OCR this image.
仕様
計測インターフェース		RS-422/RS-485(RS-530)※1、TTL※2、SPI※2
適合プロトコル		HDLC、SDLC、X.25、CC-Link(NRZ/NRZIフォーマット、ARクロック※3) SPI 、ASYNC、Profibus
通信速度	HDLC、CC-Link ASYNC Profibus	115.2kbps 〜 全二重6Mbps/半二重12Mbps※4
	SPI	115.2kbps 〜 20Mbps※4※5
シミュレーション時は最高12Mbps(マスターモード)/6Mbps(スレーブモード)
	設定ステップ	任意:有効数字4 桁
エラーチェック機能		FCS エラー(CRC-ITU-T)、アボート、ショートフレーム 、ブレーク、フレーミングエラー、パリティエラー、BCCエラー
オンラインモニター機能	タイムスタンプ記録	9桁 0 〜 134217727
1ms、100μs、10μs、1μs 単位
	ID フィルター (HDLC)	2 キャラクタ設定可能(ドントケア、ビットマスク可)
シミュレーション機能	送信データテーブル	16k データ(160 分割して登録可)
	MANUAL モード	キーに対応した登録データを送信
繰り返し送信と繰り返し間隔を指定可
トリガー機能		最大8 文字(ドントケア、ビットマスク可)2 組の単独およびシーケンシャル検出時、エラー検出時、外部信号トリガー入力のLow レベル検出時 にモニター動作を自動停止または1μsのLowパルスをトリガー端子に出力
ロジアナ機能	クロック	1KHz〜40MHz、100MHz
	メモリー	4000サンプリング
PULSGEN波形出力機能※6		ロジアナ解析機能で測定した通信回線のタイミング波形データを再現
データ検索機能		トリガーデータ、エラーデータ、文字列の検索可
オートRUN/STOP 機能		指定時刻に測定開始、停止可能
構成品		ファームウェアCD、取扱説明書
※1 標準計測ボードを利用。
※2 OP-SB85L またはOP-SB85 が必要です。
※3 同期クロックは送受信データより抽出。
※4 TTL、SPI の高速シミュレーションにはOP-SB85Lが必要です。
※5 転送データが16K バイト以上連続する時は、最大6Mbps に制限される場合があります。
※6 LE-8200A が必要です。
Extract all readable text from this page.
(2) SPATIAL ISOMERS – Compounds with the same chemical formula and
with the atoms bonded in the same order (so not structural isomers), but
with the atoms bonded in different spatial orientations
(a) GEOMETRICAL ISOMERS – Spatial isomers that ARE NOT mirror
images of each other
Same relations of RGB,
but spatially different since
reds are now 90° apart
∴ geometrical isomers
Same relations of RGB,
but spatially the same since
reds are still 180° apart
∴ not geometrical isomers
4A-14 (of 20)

- _PROMPT_
Print exactly the lines from the one with "Extract all readable text from this page." through the end of the data, inclusive.

- _PROBLEM SOLUTION_
Extract all readable text from this page.
(2) SPATIAL ISOMERS – Compounds with the same chemical formula and
with the atoms bonded in the same order (so not structural isomers), but
with the atoms bonded in different spatial orientations
(a) GEOMETRICAL ISOMERS – Spatial isomers that ARE NOT mirror
images of each other
Same relations of RGB,
but spatially different since
reds are now 90° apart
∴ geometrical isomers
Same relations of RGB,
but spatially the same since
reds are still 180° apart
∴ not geometrical isomers
4A-14 (of 20)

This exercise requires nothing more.